* WORK REQUIRED:
Please filter the data down to the lines that include the word "throughput" and copy them.

* Page layout parsing data:
━━━━━━━━━━━━━━━━━━━━

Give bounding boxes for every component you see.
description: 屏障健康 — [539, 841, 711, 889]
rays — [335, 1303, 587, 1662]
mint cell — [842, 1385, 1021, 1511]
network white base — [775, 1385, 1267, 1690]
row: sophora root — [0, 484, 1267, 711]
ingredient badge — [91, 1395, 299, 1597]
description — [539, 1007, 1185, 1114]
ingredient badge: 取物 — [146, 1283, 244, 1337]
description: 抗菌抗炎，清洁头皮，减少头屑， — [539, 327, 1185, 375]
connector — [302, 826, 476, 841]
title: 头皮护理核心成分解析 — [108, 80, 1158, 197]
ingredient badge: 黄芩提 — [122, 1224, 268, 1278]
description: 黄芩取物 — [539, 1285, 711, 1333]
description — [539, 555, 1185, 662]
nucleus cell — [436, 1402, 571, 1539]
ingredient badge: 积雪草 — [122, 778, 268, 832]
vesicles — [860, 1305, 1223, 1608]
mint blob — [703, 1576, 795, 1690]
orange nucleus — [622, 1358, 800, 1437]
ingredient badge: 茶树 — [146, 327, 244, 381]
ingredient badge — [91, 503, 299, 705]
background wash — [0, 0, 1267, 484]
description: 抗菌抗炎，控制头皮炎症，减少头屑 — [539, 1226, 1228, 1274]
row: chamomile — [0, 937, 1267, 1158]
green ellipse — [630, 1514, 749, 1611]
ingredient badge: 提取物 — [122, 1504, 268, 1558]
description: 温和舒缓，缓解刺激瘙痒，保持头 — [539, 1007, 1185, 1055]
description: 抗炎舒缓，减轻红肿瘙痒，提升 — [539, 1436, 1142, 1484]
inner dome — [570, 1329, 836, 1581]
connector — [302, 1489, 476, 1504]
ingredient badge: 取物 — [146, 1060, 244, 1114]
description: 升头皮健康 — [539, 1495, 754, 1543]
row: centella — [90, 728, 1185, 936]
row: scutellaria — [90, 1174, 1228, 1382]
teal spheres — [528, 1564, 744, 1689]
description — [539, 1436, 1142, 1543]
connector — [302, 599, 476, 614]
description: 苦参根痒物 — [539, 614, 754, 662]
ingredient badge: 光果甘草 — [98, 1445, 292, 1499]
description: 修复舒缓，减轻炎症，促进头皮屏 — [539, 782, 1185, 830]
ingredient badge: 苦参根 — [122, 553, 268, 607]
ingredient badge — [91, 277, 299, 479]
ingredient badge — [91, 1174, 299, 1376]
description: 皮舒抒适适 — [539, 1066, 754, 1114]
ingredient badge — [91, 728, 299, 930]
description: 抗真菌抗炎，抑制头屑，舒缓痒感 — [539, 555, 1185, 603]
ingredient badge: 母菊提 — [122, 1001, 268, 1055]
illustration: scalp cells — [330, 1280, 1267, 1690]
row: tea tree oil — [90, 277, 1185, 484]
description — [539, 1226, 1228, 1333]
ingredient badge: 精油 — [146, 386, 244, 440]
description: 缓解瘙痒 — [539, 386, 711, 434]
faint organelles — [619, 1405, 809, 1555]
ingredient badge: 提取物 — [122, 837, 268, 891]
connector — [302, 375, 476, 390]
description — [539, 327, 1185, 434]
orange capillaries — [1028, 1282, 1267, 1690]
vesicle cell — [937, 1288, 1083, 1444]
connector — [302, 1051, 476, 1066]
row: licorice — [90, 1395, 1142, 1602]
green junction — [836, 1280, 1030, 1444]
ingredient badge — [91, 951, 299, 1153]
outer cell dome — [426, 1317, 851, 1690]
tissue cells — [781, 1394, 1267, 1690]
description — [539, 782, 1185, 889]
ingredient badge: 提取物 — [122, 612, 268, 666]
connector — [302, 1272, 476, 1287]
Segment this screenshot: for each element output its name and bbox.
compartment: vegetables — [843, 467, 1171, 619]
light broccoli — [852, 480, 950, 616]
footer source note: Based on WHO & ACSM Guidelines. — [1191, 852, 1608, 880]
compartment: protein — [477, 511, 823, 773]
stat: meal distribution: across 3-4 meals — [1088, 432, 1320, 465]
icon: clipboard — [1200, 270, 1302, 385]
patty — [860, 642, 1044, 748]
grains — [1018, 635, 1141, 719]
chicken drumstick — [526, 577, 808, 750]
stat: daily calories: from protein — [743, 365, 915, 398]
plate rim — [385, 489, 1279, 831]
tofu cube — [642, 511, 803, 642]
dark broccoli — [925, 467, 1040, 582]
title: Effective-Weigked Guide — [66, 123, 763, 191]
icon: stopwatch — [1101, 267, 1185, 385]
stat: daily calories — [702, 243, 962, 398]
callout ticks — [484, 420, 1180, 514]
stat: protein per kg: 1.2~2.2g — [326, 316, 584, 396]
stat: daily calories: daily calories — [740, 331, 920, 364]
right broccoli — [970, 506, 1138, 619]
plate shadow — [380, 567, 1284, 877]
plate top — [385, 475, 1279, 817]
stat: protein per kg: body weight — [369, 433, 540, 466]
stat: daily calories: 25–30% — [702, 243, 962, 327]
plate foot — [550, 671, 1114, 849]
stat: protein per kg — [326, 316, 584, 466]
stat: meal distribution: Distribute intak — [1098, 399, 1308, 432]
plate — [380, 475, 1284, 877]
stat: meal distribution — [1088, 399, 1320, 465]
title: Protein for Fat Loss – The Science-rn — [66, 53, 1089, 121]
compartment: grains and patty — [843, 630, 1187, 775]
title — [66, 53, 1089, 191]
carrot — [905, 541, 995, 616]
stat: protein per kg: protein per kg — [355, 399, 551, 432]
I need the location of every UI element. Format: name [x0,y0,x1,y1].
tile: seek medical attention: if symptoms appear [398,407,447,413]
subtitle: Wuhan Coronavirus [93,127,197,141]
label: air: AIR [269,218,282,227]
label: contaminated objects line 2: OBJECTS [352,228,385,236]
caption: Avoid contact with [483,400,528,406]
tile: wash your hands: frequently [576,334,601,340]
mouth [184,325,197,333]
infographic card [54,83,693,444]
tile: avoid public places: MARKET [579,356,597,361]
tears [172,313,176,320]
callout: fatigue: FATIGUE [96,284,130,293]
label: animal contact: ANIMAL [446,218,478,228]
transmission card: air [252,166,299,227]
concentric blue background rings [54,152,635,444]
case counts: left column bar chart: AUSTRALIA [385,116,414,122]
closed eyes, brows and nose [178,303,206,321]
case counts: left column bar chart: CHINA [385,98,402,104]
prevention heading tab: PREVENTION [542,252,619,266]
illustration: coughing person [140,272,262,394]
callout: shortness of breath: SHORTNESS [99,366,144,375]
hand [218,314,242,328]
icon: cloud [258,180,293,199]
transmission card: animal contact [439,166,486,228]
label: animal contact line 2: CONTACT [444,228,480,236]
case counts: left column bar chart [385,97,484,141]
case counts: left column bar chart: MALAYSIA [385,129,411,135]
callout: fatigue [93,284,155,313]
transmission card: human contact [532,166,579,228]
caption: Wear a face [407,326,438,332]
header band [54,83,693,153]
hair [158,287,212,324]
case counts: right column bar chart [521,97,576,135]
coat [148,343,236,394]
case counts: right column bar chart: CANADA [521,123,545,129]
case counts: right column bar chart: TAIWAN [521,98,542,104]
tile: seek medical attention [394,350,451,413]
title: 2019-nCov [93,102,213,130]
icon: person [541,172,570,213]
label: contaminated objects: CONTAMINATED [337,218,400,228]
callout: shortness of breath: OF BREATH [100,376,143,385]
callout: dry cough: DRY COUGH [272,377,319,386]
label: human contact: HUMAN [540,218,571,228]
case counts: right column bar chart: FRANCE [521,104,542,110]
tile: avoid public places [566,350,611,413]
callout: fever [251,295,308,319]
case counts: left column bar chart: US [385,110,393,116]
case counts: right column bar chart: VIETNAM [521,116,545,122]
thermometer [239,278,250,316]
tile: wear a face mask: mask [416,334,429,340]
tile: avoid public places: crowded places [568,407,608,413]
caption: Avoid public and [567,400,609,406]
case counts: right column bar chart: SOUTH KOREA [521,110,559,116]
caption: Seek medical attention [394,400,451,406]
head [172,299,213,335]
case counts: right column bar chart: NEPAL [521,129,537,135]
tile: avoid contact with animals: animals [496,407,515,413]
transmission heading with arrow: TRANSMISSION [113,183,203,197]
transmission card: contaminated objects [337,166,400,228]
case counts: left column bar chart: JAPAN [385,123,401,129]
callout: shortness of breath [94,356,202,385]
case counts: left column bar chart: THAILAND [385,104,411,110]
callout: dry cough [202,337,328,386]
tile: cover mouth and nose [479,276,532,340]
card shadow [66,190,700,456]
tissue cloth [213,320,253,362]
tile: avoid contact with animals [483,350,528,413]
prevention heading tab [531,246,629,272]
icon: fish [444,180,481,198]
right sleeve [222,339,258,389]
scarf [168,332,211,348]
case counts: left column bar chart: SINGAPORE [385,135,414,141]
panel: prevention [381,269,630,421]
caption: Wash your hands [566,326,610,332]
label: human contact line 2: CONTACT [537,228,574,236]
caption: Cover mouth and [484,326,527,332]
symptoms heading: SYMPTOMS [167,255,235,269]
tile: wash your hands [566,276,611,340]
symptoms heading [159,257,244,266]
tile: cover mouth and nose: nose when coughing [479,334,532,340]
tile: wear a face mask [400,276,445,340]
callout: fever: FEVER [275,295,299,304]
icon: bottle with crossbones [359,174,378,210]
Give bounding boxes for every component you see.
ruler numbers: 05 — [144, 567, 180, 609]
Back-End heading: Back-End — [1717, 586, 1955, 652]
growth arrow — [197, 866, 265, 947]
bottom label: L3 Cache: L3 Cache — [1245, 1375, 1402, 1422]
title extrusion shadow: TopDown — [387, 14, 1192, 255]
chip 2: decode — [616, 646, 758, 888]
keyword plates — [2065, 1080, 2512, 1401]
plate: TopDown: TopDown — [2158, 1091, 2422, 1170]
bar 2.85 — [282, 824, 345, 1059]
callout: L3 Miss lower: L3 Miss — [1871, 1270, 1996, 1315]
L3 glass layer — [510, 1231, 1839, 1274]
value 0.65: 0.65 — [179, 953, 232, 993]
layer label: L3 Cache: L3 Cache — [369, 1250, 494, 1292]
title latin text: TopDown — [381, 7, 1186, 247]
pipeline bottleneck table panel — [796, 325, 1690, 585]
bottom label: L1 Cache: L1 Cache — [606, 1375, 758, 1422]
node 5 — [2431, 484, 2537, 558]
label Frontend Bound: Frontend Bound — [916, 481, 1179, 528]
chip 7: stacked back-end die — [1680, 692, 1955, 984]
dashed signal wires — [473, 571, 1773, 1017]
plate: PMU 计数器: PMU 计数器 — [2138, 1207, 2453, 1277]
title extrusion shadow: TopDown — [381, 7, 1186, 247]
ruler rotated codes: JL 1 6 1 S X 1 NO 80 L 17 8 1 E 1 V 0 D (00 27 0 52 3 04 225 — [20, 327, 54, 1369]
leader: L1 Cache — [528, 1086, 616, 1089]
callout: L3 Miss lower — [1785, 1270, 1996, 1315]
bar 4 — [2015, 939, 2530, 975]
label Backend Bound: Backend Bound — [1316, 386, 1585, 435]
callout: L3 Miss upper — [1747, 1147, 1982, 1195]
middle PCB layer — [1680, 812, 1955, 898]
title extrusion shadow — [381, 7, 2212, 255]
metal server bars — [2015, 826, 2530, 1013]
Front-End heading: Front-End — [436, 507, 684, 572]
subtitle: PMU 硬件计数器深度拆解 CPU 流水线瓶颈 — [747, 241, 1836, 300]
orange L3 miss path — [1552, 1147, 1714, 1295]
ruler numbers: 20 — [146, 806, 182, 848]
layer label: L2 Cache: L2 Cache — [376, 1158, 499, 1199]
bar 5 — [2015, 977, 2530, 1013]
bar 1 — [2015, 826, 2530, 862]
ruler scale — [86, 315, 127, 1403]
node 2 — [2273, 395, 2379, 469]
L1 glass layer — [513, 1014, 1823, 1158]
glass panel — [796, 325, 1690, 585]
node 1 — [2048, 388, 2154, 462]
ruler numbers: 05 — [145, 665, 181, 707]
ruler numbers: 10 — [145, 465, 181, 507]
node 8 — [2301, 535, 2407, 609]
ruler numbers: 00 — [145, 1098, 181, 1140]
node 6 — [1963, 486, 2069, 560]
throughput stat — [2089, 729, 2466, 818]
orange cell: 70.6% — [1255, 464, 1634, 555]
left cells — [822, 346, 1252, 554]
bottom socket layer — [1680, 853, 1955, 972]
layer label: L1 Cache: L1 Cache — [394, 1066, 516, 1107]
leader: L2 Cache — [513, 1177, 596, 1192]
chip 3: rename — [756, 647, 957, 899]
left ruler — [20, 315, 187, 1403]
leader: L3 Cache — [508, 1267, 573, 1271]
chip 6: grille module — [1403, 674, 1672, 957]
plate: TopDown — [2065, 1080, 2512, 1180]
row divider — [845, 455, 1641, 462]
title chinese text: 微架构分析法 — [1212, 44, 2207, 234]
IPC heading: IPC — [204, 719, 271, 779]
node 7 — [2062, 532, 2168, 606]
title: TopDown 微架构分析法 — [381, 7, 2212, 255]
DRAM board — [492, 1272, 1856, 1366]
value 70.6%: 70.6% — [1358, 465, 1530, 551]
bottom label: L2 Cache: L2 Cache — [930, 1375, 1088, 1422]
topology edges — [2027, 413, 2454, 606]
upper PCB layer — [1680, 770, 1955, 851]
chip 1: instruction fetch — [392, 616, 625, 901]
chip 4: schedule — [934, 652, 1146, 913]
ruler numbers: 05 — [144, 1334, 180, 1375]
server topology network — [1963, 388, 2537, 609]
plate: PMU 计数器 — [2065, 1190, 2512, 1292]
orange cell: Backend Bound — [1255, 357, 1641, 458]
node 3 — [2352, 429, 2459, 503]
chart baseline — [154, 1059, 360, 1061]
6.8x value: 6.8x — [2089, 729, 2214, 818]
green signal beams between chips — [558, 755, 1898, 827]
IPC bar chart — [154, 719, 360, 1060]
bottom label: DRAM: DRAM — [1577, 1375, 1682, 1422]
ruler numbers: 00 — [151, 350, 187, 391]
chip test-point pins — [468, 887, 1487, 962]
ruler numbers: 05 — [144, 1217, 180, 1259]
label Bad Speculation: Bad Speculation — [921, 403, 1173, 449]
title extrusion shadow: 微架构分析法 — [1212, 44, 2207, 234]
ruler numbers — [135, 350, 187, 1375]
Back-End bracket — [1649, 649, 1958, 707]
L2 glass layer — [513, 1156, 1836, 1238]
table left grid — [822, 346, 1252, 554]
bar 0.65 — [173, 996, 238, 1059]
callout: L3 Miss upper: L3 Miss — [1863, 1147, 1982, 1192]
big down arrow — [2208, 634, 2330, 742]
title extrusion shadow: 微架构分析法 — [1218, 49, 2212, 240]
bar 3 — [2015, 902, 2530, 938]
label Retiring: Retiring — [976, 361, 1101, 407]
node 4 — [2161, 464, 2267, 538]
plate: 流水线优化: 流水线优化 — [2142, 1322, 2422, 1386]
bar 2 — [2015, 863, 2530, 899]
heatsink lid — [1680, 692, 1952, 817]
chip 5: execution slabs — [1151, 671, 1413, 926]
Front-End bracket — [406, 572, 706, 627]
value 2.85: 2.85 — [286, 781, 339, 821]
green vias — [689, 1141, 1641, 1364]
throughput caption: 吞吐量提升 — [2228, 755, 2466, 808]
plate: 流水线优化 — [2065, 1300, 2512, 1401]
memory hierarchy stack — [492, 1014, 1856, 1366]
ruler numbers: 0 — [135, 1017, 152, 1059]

━━━━━━━━━━━━━━━━━━━━

* TASK ANSWER:
throughput stat — [2089, 729, 2466, 818]
throughput caption: 吞吐量提升 — [2228, 755, 2466, 808]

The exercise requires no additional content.